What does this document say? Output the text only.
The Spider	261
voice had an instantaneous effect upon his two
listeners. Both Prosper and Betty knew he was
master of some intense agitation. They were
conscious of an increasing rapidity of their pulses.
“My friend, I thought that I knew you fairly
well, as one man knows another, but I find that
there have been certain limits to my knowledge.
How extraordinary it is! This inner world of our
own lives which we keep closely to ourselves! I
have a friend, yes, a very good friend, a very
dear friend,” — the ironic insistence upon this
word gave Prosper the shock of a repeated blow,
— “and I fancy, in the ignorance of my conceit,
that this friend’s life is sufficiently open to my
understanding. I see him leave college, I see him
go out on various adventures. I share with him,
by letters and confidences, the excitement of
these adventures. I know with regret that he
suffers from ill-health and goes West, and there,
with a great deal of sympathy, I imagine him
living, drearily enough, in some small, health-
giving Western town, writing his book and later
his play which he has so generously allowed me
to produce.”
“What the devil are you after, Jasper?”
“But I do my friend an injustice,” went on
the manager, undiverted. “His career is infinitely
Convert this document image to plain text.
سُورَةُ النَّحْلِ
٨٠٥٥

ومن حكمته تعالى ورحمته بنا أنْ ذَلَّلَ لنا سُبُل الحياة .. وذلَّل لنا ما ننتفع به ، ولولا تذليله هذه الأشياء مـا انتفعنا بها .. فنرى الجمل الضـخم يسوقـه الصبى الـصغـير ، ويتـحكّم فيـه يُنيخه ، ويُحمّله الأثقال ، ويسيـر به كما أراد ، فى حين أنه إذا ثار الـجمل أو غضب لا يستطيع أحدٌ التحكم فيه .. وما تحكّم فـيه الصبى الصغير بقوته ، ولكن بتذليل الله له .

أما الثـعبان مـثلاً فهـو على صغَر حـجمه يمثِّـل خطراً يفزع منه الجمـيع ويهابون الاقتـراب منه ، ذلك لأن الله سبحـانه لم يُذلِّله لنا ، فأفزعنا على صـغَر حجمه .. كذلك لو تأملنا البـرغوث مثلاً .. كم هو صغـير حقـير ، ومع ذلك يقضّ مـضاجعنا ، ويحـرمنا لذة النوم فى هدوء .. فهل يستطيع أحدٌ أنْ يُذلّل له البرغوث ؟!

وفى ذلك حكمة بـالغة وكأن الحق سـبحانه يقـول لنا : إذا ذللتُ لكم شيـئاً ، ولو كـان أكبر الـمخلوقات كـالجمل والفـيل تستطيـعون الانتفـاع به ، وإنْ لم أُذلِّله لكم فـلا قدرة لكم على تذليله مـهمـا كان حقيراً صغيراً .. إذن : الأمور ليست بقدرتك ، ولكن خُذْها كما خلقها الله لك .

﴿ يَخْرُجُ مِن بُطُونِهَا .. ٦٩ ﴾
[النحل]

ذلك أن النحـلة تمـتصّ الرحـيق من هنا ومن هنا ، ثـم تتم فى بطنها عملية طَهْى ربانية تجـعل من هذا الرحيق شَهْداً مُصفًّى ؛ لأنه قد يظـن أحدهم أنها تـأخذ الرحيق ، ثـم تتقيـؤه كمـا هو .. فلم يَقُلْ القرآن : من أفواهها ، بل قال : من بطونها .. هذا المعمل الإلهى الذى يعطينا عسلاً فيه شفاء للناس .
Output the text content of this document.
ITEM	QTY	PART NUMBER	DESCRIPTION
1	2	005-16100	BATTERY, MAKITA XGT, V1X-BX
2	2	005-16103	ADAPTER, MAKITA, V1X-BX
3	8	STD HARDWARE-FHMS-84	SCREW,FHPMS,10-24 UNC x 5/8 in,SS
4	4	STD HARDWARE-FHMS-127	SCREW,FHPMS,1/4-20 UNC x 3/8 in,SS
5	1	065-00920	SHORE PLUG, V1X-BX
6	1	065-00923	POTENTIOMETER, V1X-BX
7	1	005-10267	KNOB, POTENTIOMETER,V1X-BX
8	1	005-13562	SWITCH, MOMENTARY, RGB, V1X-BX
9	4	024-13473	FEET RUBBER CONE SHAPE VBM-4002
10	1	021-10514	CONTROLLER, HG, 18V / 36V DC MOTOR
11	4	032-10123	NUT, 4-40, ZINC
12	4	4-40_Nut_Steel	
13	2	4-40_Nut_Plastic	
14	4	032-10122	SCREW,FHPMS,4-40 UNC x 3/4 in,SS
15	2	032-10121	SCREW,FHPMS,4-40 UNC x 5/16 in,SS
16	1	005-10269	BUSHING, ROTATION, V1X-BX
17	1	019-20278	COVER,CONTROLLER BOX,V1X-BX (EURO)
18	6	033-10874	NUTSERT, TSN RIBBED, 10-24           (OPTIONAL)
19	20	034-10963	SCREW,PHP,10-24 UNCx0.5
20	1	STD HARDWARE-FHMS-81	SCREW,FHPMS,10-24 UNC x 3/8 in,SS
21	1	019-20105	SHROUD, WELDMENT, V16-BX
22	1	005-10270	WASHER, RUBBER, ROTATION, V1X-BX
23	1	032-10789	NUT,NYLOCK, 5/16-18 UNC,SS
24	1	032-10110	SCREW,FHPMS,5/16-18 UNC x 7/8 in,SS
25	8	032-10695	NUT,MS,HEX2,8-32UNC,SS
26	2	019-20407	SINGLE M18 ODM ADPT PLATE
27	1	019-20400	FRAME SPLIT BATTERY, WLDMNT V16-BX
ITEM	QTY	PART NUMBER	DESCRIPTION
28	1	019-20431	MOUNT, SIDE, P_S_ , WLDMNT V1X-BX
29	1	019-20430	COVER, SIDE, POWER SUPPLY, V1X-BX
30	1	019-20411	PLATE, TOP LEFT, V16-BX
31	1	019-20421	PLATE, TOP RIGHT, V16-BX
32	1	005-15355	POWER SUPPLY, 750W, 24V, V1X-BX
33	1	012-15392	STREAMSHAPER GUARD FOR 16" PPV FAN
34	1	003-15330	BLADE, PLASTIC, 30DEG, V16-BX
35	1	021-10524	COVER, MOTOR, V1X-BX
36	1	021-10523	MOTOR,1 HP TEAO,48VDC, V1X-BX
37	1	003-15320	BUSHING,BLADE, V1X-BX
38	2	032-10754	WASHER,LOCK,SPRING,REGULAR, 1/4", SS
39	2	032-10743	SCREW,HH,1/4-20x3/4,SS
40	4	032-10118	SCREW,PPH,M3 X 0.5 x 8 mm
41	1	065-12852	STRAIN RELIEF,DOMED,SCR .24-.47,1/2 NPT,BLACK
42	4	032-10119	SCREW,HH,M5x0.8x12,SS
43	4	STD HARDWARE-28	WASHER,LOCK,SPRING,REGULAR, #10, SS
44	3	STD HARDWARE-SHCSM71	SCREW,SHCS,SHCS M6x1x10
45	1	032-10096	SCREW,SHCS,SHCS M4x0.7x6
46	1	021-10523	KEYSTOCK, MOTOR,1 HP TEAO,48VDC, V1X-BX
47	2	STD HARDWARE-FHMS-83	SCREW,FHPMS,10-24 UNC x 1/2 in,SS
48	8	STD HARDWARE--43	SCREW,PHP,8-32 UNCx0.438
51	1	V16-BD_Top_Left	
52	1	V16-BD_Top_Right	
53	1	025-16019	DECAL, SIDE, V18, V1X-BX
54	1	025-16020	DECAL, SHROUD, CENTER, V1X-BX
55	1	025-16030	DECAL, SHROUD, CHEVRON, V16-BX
___
- Exercise goal -
Go through the listing and copy all of it exactly.

- Complete response -
What does this document say? Output the text only.
The Spider	261
voice had an instantaneous effect upon his two
listeners. Both Prosper and Betty knew he was
master of some intense agitation. They were
conscious of an increasing rapidity of their pulses.
“My friend, I thought that I knew you fairly
well, as one man knows another, but I find that
there have been certain limits to my knowledge.
How extraordinary it is! This inner world of our
own lives which we keep closely to ourselves! I
have a friend, yes, a very good friend, a very
dear friend,” — the ironic insistence upon this
word gave Prosper the shock of a repeated blow,
— “and I fancy, in the ignorance of my conceit,
that this friend’s life is sufficiently open to my
understanding. I see him leave college, I see him
go out on various adventures. I share with him,
by letters and confidences, the excitement of
these adventures. I know with regret that he
suffers from ill-health and goes West, and there,
with a great deal of sympathy, I imagine him
living, drearily enough, in some small, health-
giving Western town, writing his book and later
his play which he has so generously allowed me
to produce.”
“What the devil are you after, Jasper?”
“But I do my friend an injustice,” went on
the manager, undiverted. “His career is infinitely
Convert this document image to plain text.
سُورَةُ النَّحْلِ
٨٠٥٥

ومن حكمته تعالى ورحمته بنا أنْ ذَلَّلَ لنا سُبُل الحياة .. وذلَّل لنا ما ننتفع به ، ولولا تذليله هذه الأشياء مـا انتفعنا بها .. فنرى الجمل الضـخم يسوقـه الصبى الـصغـير ، ويتـحكّم فيـه يُنيخه ، ويُحمّله الأثقال ، ويسيـر به كما أراد ، فى حين أنه إذا ثار الـجمل أو غضب لا يستطيع أحدٌ التحكم فيه .. وما تحكّم فـيه الصبى الصغير بقوته ، ولكن بتذليل الله له .

أما الثـعبان مـثلاً فهـو على صغَر حـجمه يمثِّـل خطراً يفزع منه الجمـيع ويهابون الاقتـراب منه ، ذلك لأن الله سبحـانه لم يُذلِّله لنا ، فأفزعنا على صـغَر حجمه .. كذلك لو تأملنا البـرغوث مثلاً .. كم هو صغـير حقـير ، ومع ذلك يقضّ مـضاجعنا ، ويحـرمنا لذة النوم فى هدوء .. فهل يستطيع أحدٌ أنْ يُذلّل له البرغوث ؟!

وفى ذلك حكمة بـالغة وكأن الحق سـبحانه يقـول لنا : إذا ذللتُ لكم شيـئاً ، ولو كـان أكبر الـمخلوقات كـالجمل والفـيل تستطيـعون الانتفـاع به ، وإنْ لم أُذلِّله لكم فـلا قدرة لكم على تذليله مـهمـا كان حقيراً صغيراً .. إذن : الأمور ليست بقدرتك ، ولكن خُذْها كما خلقها الله لك .

﴿ يَخْرُجُ مِن بُطُونِهَا .. ٦٩ ﴾
[النحل]

ذلك أن النحـلة تمـتصّ الرحـيق من هنا ومن هنا ، ثـم تتم فى بطنها عملية طَهْى ربانية تجـعل من هذا الرحيق شَهْداً مُصفًّى ؛ لأنه قد يظـن أحدهم أنها تـأخذ الرحيق ، ثـم تتقيـؤه كمـا هو .. فلم يَقُلْ القرآن : من أفواهها ، بل قال : من بطونها .. هذا المعمل الإلهى الذى يعطينا عسلاً فيه شفاء للناس .
Output the text content of this document.
ITEM	QTY	PART NUMBER	DESCRIPTION
1	2	005-16100	BATTERY, MAKITA XGT, V1X-BX
2	2	005-16103	ADAPTER, MAKITA, V1X-BX
3	8	STD HARDWARE-FHMS-84	SCREW,FHPMS,10-24 UNC x 5/8 in,SS
4	4	STD HARDWARE-FHMS-127	SCREW,FHPMS,1/4-20 UNC x 3/8 in,SS
5	1	065-00920	SHORE PLUG, V1X-BX
6	1	065-00923	POTENTIOMETER, V1X-BX
7	1	005-10267	KNOB, POTENTIOMETER,V1X-BX
8	1	005-13562	SWITCH, MOMENTARY, RGB, V1X-BX
9	4	024-13473	FEET RUBBER CONE SHAPE VBM-4002
10	1	021-10514	CONTROLLER, HG, 18V / 36V DC MOTOR
11	4	032-10123	NUT, 4-40, ZINC
12	4	4-40_Nut_Steel	
13	2	4-40_Nut_Plastic	
14	4	032-10122	SCREW,FHPMS,4-40 UNC x 3/4 in,SS
15	2	032-10121	SCREW,FHPMS,4-40 UNC x 5/16 in,SS
16	1	005-10269	BUSHING, ROTATION, V1X-BX
17	1	019-20278	COVER,CONTROLLER BOX,V1X-BX (EURO)
18	6	033-10874	NUTSERT, TSN RIBBED, 10-24           (OPTIONAL)
19	20	034-10963	SCREW,PHP,10-24 UNCx0.5
20	1	STD HARDWARE-FHMS-81	SCREW,FHPMS,10-24 UNC x 3/8 in,SS
21	1	019-20105	SHROUD, WELDMENT, V16-BX
22	1	005-10270	WASHER, RUBBER, ROTATION, V1X-BX
23	1	032-10789	NUT,NYLOCK, 5/16-18 UNC,SS
24	1	032-10110	SCREW,FHPMS,5/16-18 UNC x 7/8 in,SS
25	8	032-10695	NUT,MS,HEX2,8-32UNC,SS
26	2	019-20407	SINGLE M18 ODM ADPT PLATE
27	1	019-20400	FRAME SPLIT BATTERY, WLDMNT V16-BX
ITEM	QTY	PART NUMBER	DESCRIPTION
28	1	019-20431	MOUNT, SIDE, P_S_ , WLDMNT V1X-BX
29	1	019-20430	COVER, SIDE, POWER SUPPLY, V1X-BX
30	1	019-20411	PLATE, TOP LEFT, V16-BX
31	1	019-20421	PLATE, TOP RIGHT, V16-BX
32	1	005-15355	POWER SUPPLY, 750W, 24V, V1X-BX
33	1	012-15392	STREAMSHAPER GUARD FOR 16" PPV FAN
34	1	003-15330	BLADE, PLASTIC, 30DEG, V16-BX
35	1	021-10524	COVER, MOTOR, V1X-BX
36	1	021-10523	MOTOR,1 HP TEAO,48VDC, V1X-BX
37	1	003-15320	BUSHING,BLADE, V1X-BX
38	2	032-10754	WASHER,LOCK,SPRING,REGULAR, 1/4", SS
39	2	032-10743	SCREW,HH,1/4-20x3/4,SS
40	4	032-10118	SCREW,PPH,M3 X 0.5 x 8 mm
41	1	065-12852	STRAIN RELIEF,DOMED,SCR .24-.47,1/2 NPT,BLACK
42	4	032-10119	SCREW,HH,M5x0.8x12,SS
43	4	STD HARDWARE-28	WASHER,LOCK,SPRING,REGULAR, #10, SS
44	3	STD HARDWARE-SHCSM71	SCREW,SHCS,SHCS M6x1x10
45	1	032-10096	SCREW,SHCS,SHCS M4x0.7x6
46	1	021-10523	KEYSTOCK, MOTOR,1 HP TEAO,48VDC, V1X-BX
47	2	STD HARDWARE-FHMS-83	SCREW,FHPMS,10-24 UNC x 1/2 in,SS
48	8	STD HARDWARE--43	SCREW,PHP,8-32 UNCx0.438
51	1	V16-BD_Top_Left	
52	1	V16-BD_Top_Right	
53	1	025-16019	DECAL, SIDE, V18, V1X-BX
54	1	025-16020	DECAL, SHROUD, CENTER, V1X-BX
55	1	025-16030	DECAL, SHROUD, CHEVRON, V16-BX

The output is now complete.